---- GIVEN RECORDS

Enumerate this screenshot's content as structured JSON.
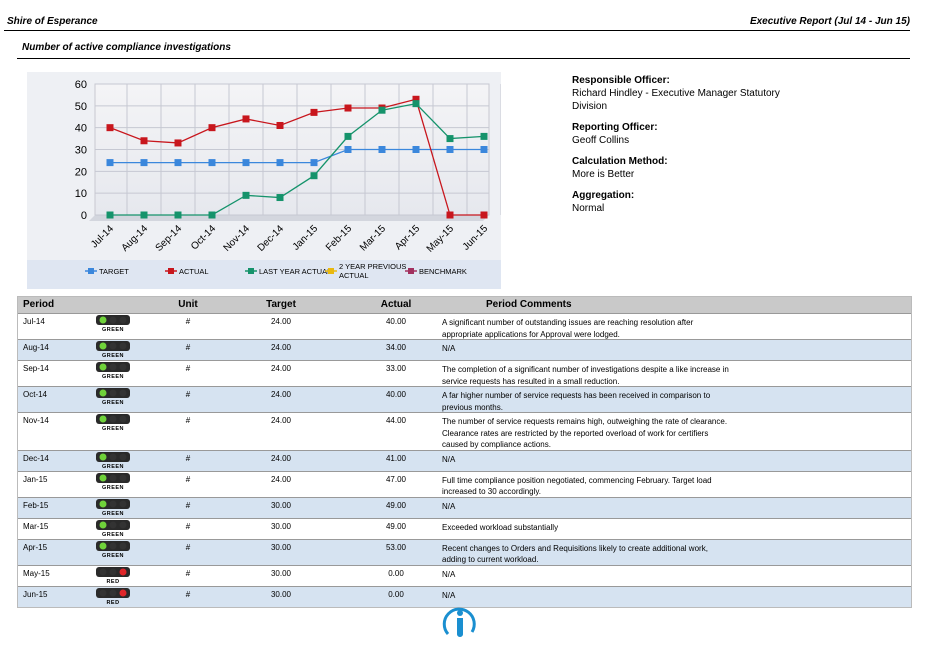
{
  "header": {
    "organisation": "Shire of Esperance",
    "report": "Executive Report (Jul 14 - Jun 15)",
    "subtitle": "Number of active compliance investigations"
  },
  "chart_data": {
    "type": "line",
    "categories": [
      "Jul-14",
      "Aug-14",
      "Sep-14",
      "Oct-14",
      "Nov-14",
      "Dec-14",
      "Jan-15",
      "Feb-15",
      "Mar-15",
      "Apr-15",
      "May-15",
      "Jun-15"
    ],
    "series": [
      {
        "name": "TARGET",
        "color": "#3b87dc",
        "values": [
          24,
          24,
          24,
          24,
          24,
          24,
          24,
          30,
          30,
          30,
          30,
          30
        ]
      },
      {
        "name": "ACTUAL",
        "color": "#c8161d",
        "values": [
          40,
          34,
          33,
          40,
          44,
          41,
          47,
          49,
          49,
          53,
          0,
          0
        ]
      },
      {
        "name": "LAST YEAR ACTUAL",
        "color": "#15936b",
        "values": [
          0,
          0,
          0,
          0,
          9,
          8,
          18,
          36,
          48,
          51,
          35,
          36
        ]
      },
      {
        "name": "2 YEAR PREVIOUS ACTUAL",
        "color": "#e9b80f",
        "values": [
          null,
          null,
          null,
          null,
          null,
          null,
          null,
          null,
          null,
          null,
          null,
          null
        ]
      },
      {
        "name": "BENCHMARK",
        "color": "#a2305e",
        "values": [
          null,
          null,
          null,
          null,
          null,
          null,
          null,
          null,
          null,
          null,
          null,
          null
        ]
      }
    ],
    "ylim": [
      0,
      60
    ],
    "yticks": [
      0,
      10,
      20,
      30,
      40,
      50,
      60
    ],
    "grid": true
  },
  "info": [
    {
      "label": "Responsible Officer:",
      "value": "Richard Hindley - Executive Manager Statutory Division"
    },
    {
      "label": "Reporting Officer:",
      "value": "Geoff Collins"
    },
    {
      "label": "Calculation Method:",
      "value": "More is Better"
    },
    {
      "label": "Aggregation:",
      "value": "Normal"
    }
  ],
  "table": {
    "columns": [
      "Period",
      "Unit",
      "Target",
      "Actual",
      "Period Comments"
    ],
    "rows": [
      {
        "period": "Jul-14",
        "status": {
          "label": "GREEN",
          "lamps": [
            "#6fd23a",
            "#333",
            "#333"
          ]
        },
        "unit": "#",
        "target": "24.00",
        "actual": "40.00",
        "comment": "A significant number of outstanding issues are reaching resolution after appropriate applications for Approval were lodged."
      },
      {
        "period": "Aug-14",
        "status": {
          "label": "GREEN",
          "lamps": [
            "#6fd23a",
            "#333",
            "#333"
          ]
        },
        "unit": "#",
        "target": "24.00",
        "actual": "34.00",
        "comment": "N/A"
      },
      {
        "period": "Sep-14",
        "status": {
          "label": "GREEN",
          "lamps": [
            "#6fd23a",
            "#333",
            "#333"
          ]
        },
        "unit": "#",
        "target": "24.00",
        "actual": "33.00",
        "comment": "The completion of a significant number of investigations despite a like increase in service requests has resulted in a small reduction."
      },
      {
        "period": "Oct-14",
        "status": {
          "label": "GREEN",
          "lamps": [
            "#6fd23a",
            "#333",
            "#333"
          ]
        },
        "unit": "#",
        "target": "24.00",
        "actual": "40.00",
        "comment": "A far higher number of service requests has been received in comparison to previous months."
      },
      {
        "period": "Nov-14",
        "status": {
          "label": "GREEN",
          "lamps": [
            "#6fd23a",
            "#333",
            "#333"
          ]
        },
        "unit": "#",
        "target": "24.00",
        "actual": "44.00",
        "comment": "The number of service requests remains high, outweighing the rate of clearance. Clearance rates are restricted by the reported overload of work for certifiers caused by compliance actions."
      },
      {
        "period": "Dec-14",
        "status": {
          "label": "GREEN",
          "lamps": [
            "#6fd23a",
            "#333",
            "#333"
          ]
        },
        "unit": "#",
        "target": "24.00",
        "actual": "41.00",
        "comment": "N/A"
      },
      {
        "period": "Jan-15",
        "status": {
          "label": "GREEN",
          "lamps": [
            "#6fd23a",
            "#333",
            "#333"
          ]
        },
        "unit": "#",
        "target": "24.00",
        "actual": "47.00",
        "comment": "Full time compliance position negotiated, commencing February. Target load increased to 30 accordingly."
      },
      {
        "period": "Feb-15",
        "status": {
          "label": "GREEN",
          "lamps": [
            "#6fd23a",
            "#333",
            "#333"
          ]
        },
        "unit": "#",
        "target": "30.00",
        "actual": "49.00",
        "comment": "N/A"
      },
      {
        "period": "Mar-15",
        "status": {
          "label": "GREEN",
          "lamps": [
            "#6fd23a",
            "#333",
            "#333"
          ]
        },
        "unit": "#",
        "target": "30.00",
        "actual": "49.00",
        "comment": "Exceeded workload substantially"
      },
      {
        "period": "Apr-15",
        "status": {
          "label": "GREEN",
          "lamps": [
            "#6fd23a",
            "#333",
            "#333"
          ]
        },
        "unit": "#",
        "target": "30.00",
        "actual": "53.00",
        "comment": "Recent changes to Orders and Requisitions likely to create additional work, adding to current workload."
      },
      {
        "period": "May-15",
        "status": {
          "label": "RED",
          "lamps": [
            "#333",
            "#333",
            "#e0262a"
          ]
        },
        "unit": "#",
        "target": "30.00",
        "actual": "0.00",
        "comment": "N/A"
      },
      {
        "period": "Jun-15",
        "status": {
          "label": "RED",
          "lamps": [
            "#333",
            "#333",
            "#e0262a"
          ]
        },
        "unit": "#",
        "target": "30.00",
        "actual": "0.00",
        "comment": "N/A"
      }
    ]
  }
}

--------

▶ INSTRUCTIONS FOR THE TASK:
Give back each entry exactly as it appears, with no pictures.

▶ ANSWER:
Enumerate this screenshot's content as structured JSON.
{
  "header": {
    "organisation": "Shire of Esperance",
    "report": "Executive Report (Jul 14 - Jun 15)",
    "subtitle": "Number of active compliance investigations"
  },
  "chart_data": {
    "type": "line",
    "categories": [
      "Jul-14",
      "Aug-14",
      "Sep-14",
      "Oct-14",
      "Nov-14",
      "Dec-14",
      "Jan-15",
      "Feb-15",
      "Mar-15",
      "Apr-15",
      "May-15",
      "Jun-15"
    ],
    "series": [
      {
        "name": "TARGET",
        "color": "#3b87dc",
        "values": [
          24,
          24,
          24,
          24,
          24,
          24,
          24,
          30,
          30,
          30,
          30,
          30
        ]
      },
      {
        "name": "ACTUAL",
        "color": "#c8161d",
        "values": [
          40,
          34,
          33,
          40,
          44,
          41,
          47,
          49,
          49,
          53,
          0,
          0
        ]
      },
      {
        "name": "LAST YEAR ACTUAL",
        "color": "#15936b",
        "values": [
          0,
          0,
          0,
          0,
          9,
          8,
          18,
          36,
          48,
          51,
          35,
          36
        ]
      },
      {
        "name": "2 YEAR PREVIOUS ACTUAL",
        "color": "#e9b80f",
        "values": [
          null,
          null,
          null,
          null,
          null,
          null,
          null,
          null,
          null,
          null,
          null,
          null
        ]
      },
      {
        "name": "BENCHMARK",
        "color": "#a2305e",
        "values": [
          null,
          null,
          null,
          null,
          null,
          null,
          null,
          null,
          null,
          null,
          null,
          null
        ]
      }
    ],
    "ylim": [
      0,
      60
    ],
    "yticks": [
      0,
      10,
      20,
      30,
      40,
      50,
      60
    ],
    "grid": true
  },
  "info": [
    {
      "label": "Responsible Officer:",
      "value": "Richard Hindley - Executive Manager Statutory Division"
    },
    {
      "label": "Reporting Officer:",
      "value": "Geoff Collins"
    },
    {
      "label": "Calculation Method:",
      "value": "More is Better"
    },
    {
      "label": "Aggregation:",
      "value": "Normal"
    }
  ],
  "table": {
    "columns": [
      "Period",
      "Unit",
      "Target",
      "Actual",
      "Period Comments"
    ],
    "rows": [
      {
        "period": "Jul-14",
        "status": {
          "label": "GREEN",
          "lamps": [
            "#6fd23a",
            "#333",
            "#333"
          ]
        },
        "unit": "#",
        "target": "24.00",
        "actual": "40.00",
        "comment": "A significant number of outstanding issues are reaching resolution after appropriate applications for Approval were lodged."
      },
      {
        "period": "Aug-14",
        "status": {
          "label": "GREEN",
          "lamps": [
            "#6fd23a",
            "#333",
            "#333"
          ]
        },
        "unit": "#",
        "target": "24.00",
        "actual": "34.00",
        "comment": "N/A"
      },
      {
        "period": "Sep-14",
        "status": {
          "label": "GREEN",
          "lamps": [
            "#6fd23a",
            "#333",
            "#333"
          ]
        },
        "unit": "#",
        "target": "24.00",
        "actual": "33.00",
        "comment": "The completion of a significant number of investigations despite a like increase in service requests has resulted in a small reduction."
      },
      {
        "period": "Oct-14",
        "status": {
          "label": "GREEN",
          "lamps": [
            "#6fd23a",
            "#333",
            "#333"
          ]
        },
        "unit": "#",
        "target": "24.00",
        "actual": "40.00",
        "comment": "A far higher number of service requests has been received in comparison to previous months."
      },
      {
        "period": "Nov-14",
        "status": {
          "label": "GREEN",
          "lamps": [
            "#6fd23a",
            "#333",
            "#333"
          ]
        },
        "unit": "#",
        "target": "24.00",
        "actual": "44.00",
        "comment": "The number of service requests remains high, outweighing the rate of clearance. Clearance rates are restricted by the reported overload of work for certifiers caused by compliance actions."
      },
      {
        "period": "Dec-14",
        "status": {
          "label": "GREEN",
          "lamps": [
            "#6fd23a",
            "#333",
            "#333"
          ]
        },
        "unit": "#",
        "target": "24.00",
        "actual": "41.00",
        "comment": "N/A"
      },
      {
        "period": "Jan-15",
        "status": {
          "label": "GREEN",
          "lamps": [
            "#6fd23a",
            "#333",
            "#333"
          ]
        },
        "unit": "#",
        "target": "24.00",
        "actual": "47.00",
        "comment": "Full time compliance position negotiated, commencing February. Target load increased to 30 accordingly."
      },
      {
        "period": "Feb-15",
        "status": {
          "label": "GREEN",
          "lamps": [
            "#6fd23a",
            "#333",
            "#333"
          ]
        },
        "unit": "#",
        "target": "30.00",
        "actual": "49.00",
        "comment": "N/A"
      },
      {
        "period": "Mar-15",
        "status": {
          "label": "GREEN",
          "lamps": [
            "#6fd23a",
            "#333",
            "#333"
          ]
        },
        "unit": "#",
        "target": "30.00",
        "actual": "49.00",
        "comment": "Exceeded workload substantially"
      },
      {
        "period": "Apr-15",
        "status": {
          "label": "GREEN",
          "lamps": [
            "#6fd23a",
            "#333",
            "#333"
          ]
        },
        "unit": "#",
        "target": "30.00",
        "actual": "53.00",
        "comment": "Recent changes to Orders and Requisitions likely to create additional work, adding to current workload."
      },
      {
        "period": "May-15",
        "status": {
          "label": "RED",
          "lamps": [
            "#333",
            "#333",
            "#e0262a"
          ]
        },
        "unit": "#",
        "target": "30.00",
        "actual": "0.00",
        "comment": "N/A"
      },
      {
        "period": "Jun-15",
        "status": {
          "label": "RED",
          "lamps": [
            "#333",
            "#333",
            "#e0262a"
          ]
        },
        "unit": "#",
        "target": "30.00",
        "actual": "0.00",
        "comment": "N/A"
      }
    ]
  }
}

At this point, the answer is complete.